Find all lines in the listing that include the word "Saturation", then copy them.
+ + +
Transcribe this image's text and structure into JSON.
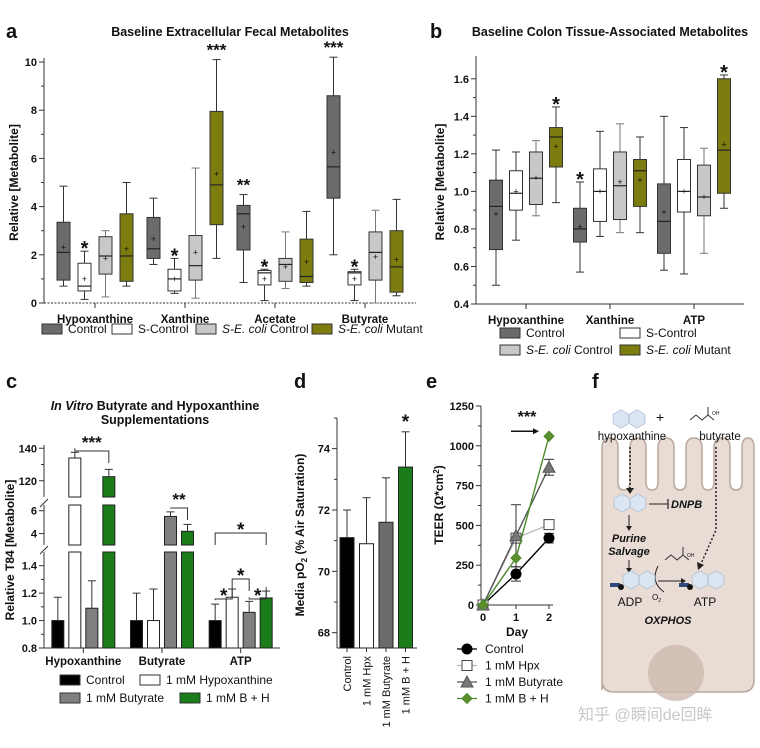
{
  "colors": {
    "control_dark": "#6b6b6b",
    "s_control": "#ffffff",
    "s_ecoli_control": "#c8c8c8",
    "s_ecoli_mutant": "#7d7d0f",
    "black": "#000000",
    "butyrate_gray": "#808080",
    "bh_green": "#1a7d1a",
    "cell_fill": "#e8dcd5",
    "cell_stroke": "#b9a79c",
    "molecule": "#dbe6f2",
    "watermark": "#c8c8c8"
  },
  "panels": {
    "a": {
      "letter": "a"
    },
    "b": {
      "letter": "b"
    },
    "c": {
      "letter": "c"
    },
    "d": {
      "letter": "d"
    },
    "e": {
      "letter": "e"
    },
    "f": {
      "letter": "f"
    }
  },
  "chart_data": [
    {
      "id": "a",
      "type": "box",
      "title": "Baseline Extracellular Fecal Metabolites",
      "ylabel": "Relative [Metabolite]",
      "xlabel": "",
      "ylim": [
        0,
        10
      ],
      "yticks": [
        0,
        2,
        4,
        6,
        8,
        10
      ],
      "categories": [
        "Hypoxanthine",
        "Xanthine",
        "Acetate",
        "Butyrate"
      ],
      "legend": [
        "Control",
        "S-Control",
        "S-E. coli Control",
        "S-E. coli Mutant"
      ],
      "legend_position": "bottom",
      "series": [
        {
          "name": "Control",
          "boxes": [
            {
              "min": 0.7,
              "q1": 0.95,
              "median": 2.1,
              "q3": 3.35,
              "max": 4.85,
              "mean": 2.3
            },
            {
              "min": 1.6,
              "q1": 1.85,
              "median": 2.25,
              "q3": 3.55,
              "max": 4.35,
              "mean": 2.65
            },
            {
              "min": 0.85,
              "q1": 2.2,
              "median": 3.7,
              "q3": 4.05,
              "max": 4.5,
              "mean": 3.15
            },
            {
              "min": 2.0,
              "q1": 4.35,
              "median": 5.65,
              "q3": 8.6,
              "max": 10.2,
              "mean": 6.25
            }
          ]
        },
        {
          "name": "S-Control",
          "boxes": [
            {
              "min": 0.15,
              "q1": 0.5,
              "median": 0.7,
              "q3": 1.65,
              "max": 2.15,
              "mean": 1.0
            },
            {
              "min": 0.4,
              "q1": 0.5,
              "median": 1.0,
              "q3": 1.4,
              "max": 1.85,
              "mean": 1.0
            },
            {
              "min": 0.1,
              "q1": 0.75,
              "median": 1.25,
              "q3": 1.35,
              "max": 1.4,
              "mean": 1.0
            },
            {
              "min": 0.1,
              "q1": 0.75,
              "median": 1.25,
              "q3": 1.3,
              "max": 1.4,
              "mean": 1.0
            }
          ]
        },
        {
          "name": "S-E. coli Control",
          "boxes": [
            {
              "min": 0.25,
              "q1": 1.2,
              "median": 1.95,
              "q3": 2.75,
              "max": 3.0,
              "mean": 1.85
            },
            {
              "min": 0.2,
              "q1": 0.95,
              "median": 1.55,
              "q3": 2.8,
              "max": 5.6,
              "mean": 2.1
            },
            {
              "min": 0.6,
              "q1": 0.9,
              "median": 1.6,
              "q3": 1.85,
              "max": 2.95,
              "mean": 1.5
            },
            {
              "min": 0.0,
              "q1": 0.95,
              "median": 2.1,
              "q3": 2.95,
              "max": 3.85,
              "mean": 1.9
            }
          ]
        },
        {
          "name": "S-E. coli Mutant",
          "boxes": [
            {
              "min": 0.7,
              "q1": 0.9,
              "median": 1.95,
              "q3": 3.7,
              "max": 5.0,
              "mean": 2.25
            },
            {
              "min": 1.85,
              "q1": 3.25,
              "median": 4.9,
              "q3": 7.95,
              "max": 10.1,
              "mean": 5.35
            },
            {
              "min": 0.7,
              "q1": 0.85,
              "median": 1.1,
              "q3": 2.65,
              "max": 3.8,
              "mean": 1.7
            },
            {
              "min": 0.3,
              "q1": 0.45,
              "median": 1.5,
              "q3": 3.0,
              "max": 4.3,
              "mean": 1.8
            }
          ]
        }
      ],
      "annotations": [
        {
          "category": 0,
          "series": 1,
          "text": "*"
        },
        {
          "category": 1,
          "series": 1,
          "text": "*"
        },
        {
          "category": 1,
          "series": 3,
          "text": "***"
        },
        {
          "category": 2,
          "series": 0,
          "text": "**"
        },
        {
          "category": 2,
          "series": 1,
          "text": "*"
        },
        {
          "category": 3,
          "series": 0,
          "text": "***"
        },
        {
          "category": 3,
          "series": 1,
          "text": "*"
        }
      ]
    },
    {
      "id": "b",
      "type": "box",
      "title": "Baseline Colon Tissue-Associated Metabolites",
      "ylabel": "Relative [Metabolite]",
      "xlabel": "",
      "ylim": [
        0.4,
        1.7
      ],
      "yticks": [
        0.4,
        0.6,
        0.8,
        1.0,
        1.2,
        1.4,
        1.6
      ],
      "categories": [
        "Hypoxanthine",
        "Xanthine",
        "ATP"
      ],
      "legend": [
        "Control",
        "S-Control",
        "S-E. coli Control",
        "S-E. coli Mutant"
      ],
      "legend_position": "bottom",
      "series": [
        {
          "name": "Control",
          "boxes": [
            {
              "min": 0.5,
              "q1": 0.69,
              "median": 0.92,
              "q3": 1.06,
              "max": 1.22,
              "mean": 0.88
            },
            {
              "min": 0.57,
              "q1": 0.73,
              "median": 0.8,
              "q3": 0.91,
              "max": 1.05,
              "mean": 0.81
            },
            {
              "min": 0.58,
              "q1": 0.67,
              "median": 0.84,
              "q3": 1.04,
              "max": 1.4,
              "mean": 0.89
            }
          ]
        },
        {
          "name": "S-Control",
          "boxes": [
            {
              "min": 0.74,
              "q1": 0.9,
              "median": 0.99,
              "q3": 1.11,
              "max": 1.21,
              "mean": 1.0
            },
            {
              "min": 0.76,
              "q1": 0.84,
              "median": 1.0,
              "q3": 1.12,
              "max": 1.32,
              "mean": 1.0
            },
            {
              "min": 0.56,
              "q1": 0.89,
              "median": 1.0,
              "q3": 1.17,
              "max": 1.34,
              "mean": 1.0
            }
          ]
        },
        {
          "name": "S-E. coli Control",
          "boxes": [
            {
              "min": 0.87,
              "q1": 0.93,
              "median": 1.07,
              "q3": 1.21,
              "max": 1.27,
              "mean": 1.07
            },
            {
              "min": 0.78,
              "q1": 0.85,
              "median": 1.03,
              "q3": 1.21,
              "max": 1.36,
              "mean": 1.05
            },
            {
              "min": 0.67,
              "q1": 0.87,
              "median": 0.97,
              "q3": 1.14,
              "max": 1.23,
              "mean": 0.97
            }
          ]
        },
        {
          "name": "S-E. coli Mutant",
          "boxes": [
            {
              "min": 0.94,
              "q1": 1.13,
              "median": 1.29,
              "q3": 1.34,
              "max": 1.45,
              "mean": 1.24
            },
            {
              "min": 0.78,
              "q1": 0.92,
              "median": 1.11,
              "q3": 1.17,
              "max": 1.29,
              "mean": 1.06
            },
            {
              "min": 0.91,
              "q1": 0.99,
              "median": 1.22,
              "q3": 1.6,
              "max": 1.62,
              "mean": 1.25
            }
          ]
        }
      ],
      "annotations": [
        {
          "category": 0,
          "series": 3,
          "text": "*"
        },
        {
          "category": 1,
          "series": 0,
          "text": "*"
        },
        {
          "category": 2,
          "series": 3,
          "text": "*"
        }
      ]
    },
    {
      "id": "c",
      "type": "bar",
      "title_italic": "In Vitro",
      "title_rest": " Butyrate and Hypoxanthine",
      "title_line2": "Supplementations",
      "ylabel": "Relative T84 [Metabolite]",
      "xlabel": "",
      "axis_segments": [
        {
          "ylim": [
            0.8,
            1.5
          ],
          "yticks": [
            0.8,
            1.0,
            1.2,
            1.4
          ]
        },
        {
          "ylim": [
            3,
            6.5
          ],
          "yticks": [
            4,
            6
          ]
        },
        {
          "ylim": [
            110,
            142
          ],
          "yticks": [
            120,
            140
          ]
        }
      ],
      "categories": [
        "Hypoxanthine",
        "Butyrate",
        "ATP"
      ],
      "legend": [
        "Control",
        "1 mM Hypoxanthine",
        "1 mM Butyrate",
        "1 mM B + H"
      ],
      "legend_position": "bottom",
      "series": [
        {
          "name": "Control",
          "values": [
            1.0,
            1.0,
            1.0
          ],
          "errors": [
            0.17,
            0.2,
            0.12
          ]
        },
        {
          "name": "1 mM Hypoxanthine",
          "values": [
            134,
            1.0,
            1.17
          ],
          "errors": [
            3.5,
            0.23,
            0.06
          ]
        },
        {
          "name": "1 mM Butyrate",
          "values": [
            1.09,
            5.5,
            1.06
          ],
          "errors": [
            0.2,
            0.4,
            0.08
          ]
        },
        {
          "name": "1 mM B + H",
          "values": [
            122.5,
            4.2,
            1.165
          ],
          "errors": [
            4.5,
            0.6,
            0.05
          ]
        }
      ],
      "brackets": [
        {
          "category": 0,
          "from": 1,
          "to": 3,
          "text": "***"
        },
        {
          "category": 1,
          "from": 2,
          "to": 3,
          "text": "**"
        },
        {
          "category": 2,
          "from": 0,
          "to": 1,
          "text": "*"
        },
        {
          "category": 2,
          "from": 2,
          "to": 3,
          "text": "*"
        },
        {
          "category": 2,
          "from": 1,
          "to": 2,
          "text": "*"
        },
        {
          "category": 2,
          "from": 0,
          "to": 3,
          "text": "*"
        }
      ]
    },
    {
      "id": "d",
      "type": "bar",
      "ylabel": "Media pO2 (% Air Saturation)",
      "ylabel_main": "Media pO",
      "ylabel_sub": "2",
      "ylabel_rest": " (% Air Saturation)",
      "xlabel": "",
      "ylim": [
        67.5,
        75
      ],
      "yticks": [
        68,
        70,
        72,
        74
      ],
      "categories": [
        "Control",
        "1 mM Hpx",
        "1 mM Butyrate",
        "1 mM B + H"
      ],
      "values": [
        71.1,
        70.9,
        71.6,
        73.4
      ],
      "errors": [
        0.9,
        1.5,
        1.45,
        1.15
      ],
      "annotations": [
        {
          "category": 3,
          "text": "*"
        }
      ]
    },
    {
      "id": "e",
      "type": "line",
      "ylabel": "TEER (Ω*cm²)",
      "ylabel_main": "TEER (Ω*cm",
      "ylabel_sup": "2",
      "ylabel_end": ")",
      "xlabel": "Day",
      "xlim": [
        0,
        2
      ],
      "xticks": [
        0,
        1,
        2
      ],
      "ylim": [
        0,
        1250
      ],
      "yticks": [
        0,
        250,
        500,
        750,
        1000,
        1250
      ],
      "legend": [
        "Control",
        "1 mM Hpx",
        "1 mM Butyrate",
        "1 mM B + H"
      ],
      "legend_position": "bottom",
      "series": [
        {
          "name": "Control",
          "marker": "circle",
          "x": [
            0,
            1,
            2
          ],
          "y": [
            0,
            195,
            420
          ],
          "errors": [
            0,
            45,
            30
          ]
        },
        {
          "name": "1 mM Hpx",
          "marker": "square",
          "x": [
            0,
            1,
            2
          ],
          "y": [
            0,
            420,
            505
          ],
          "errors": [
            0,
            30,
            0
          ]
        },
        {
          "name": "1 mM Butyrate",
          "marker": "triangle",
          "x": [
            0,
            1,
            2
          ],
          "y": [
            0,
            435,
            865
          ],
          "errors": [
            0,
            195,
            50
          ]
        },
        {
          "name": "1 mM B + H",
          "marker": "diamond",
          "x": [
            0,
            1,
            2
          ],
          "y": [
            0,
            295,
            1060
          ],
          "errors": [
            0,
            0,
            0
          ]
        }
      ],
      "annotations": [
        {
          "text": "***",
          "arrow": true,
          "x": 2,
          "y": 1060
        }
      ]
    }
  ],
  "diagram": {
    "labels": {
      "hypoxanthine": "hypoxanthine",
      "plus": "+",
      "butyrate": "butyrate",
      "dnpb": "DNPB",
      "purine_salvage_1": "Purine",
      "purine_salvage_2": "Salvage",
      "adp": "ADP",
      "atp": "ATP",
      "o2": "O",
      "o2_sub": "2",
      "oxphos": "OXPHOS",
      "oh": "OH"
    }
  },
  "watermark": "知乎 @瞬间de回眸"
}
+ + +
# REPLY TO THE TASK
      "ylabel": "Media pO2 (% Air Saturation)",
      "ylabel_rest": " (% Air Saturation)",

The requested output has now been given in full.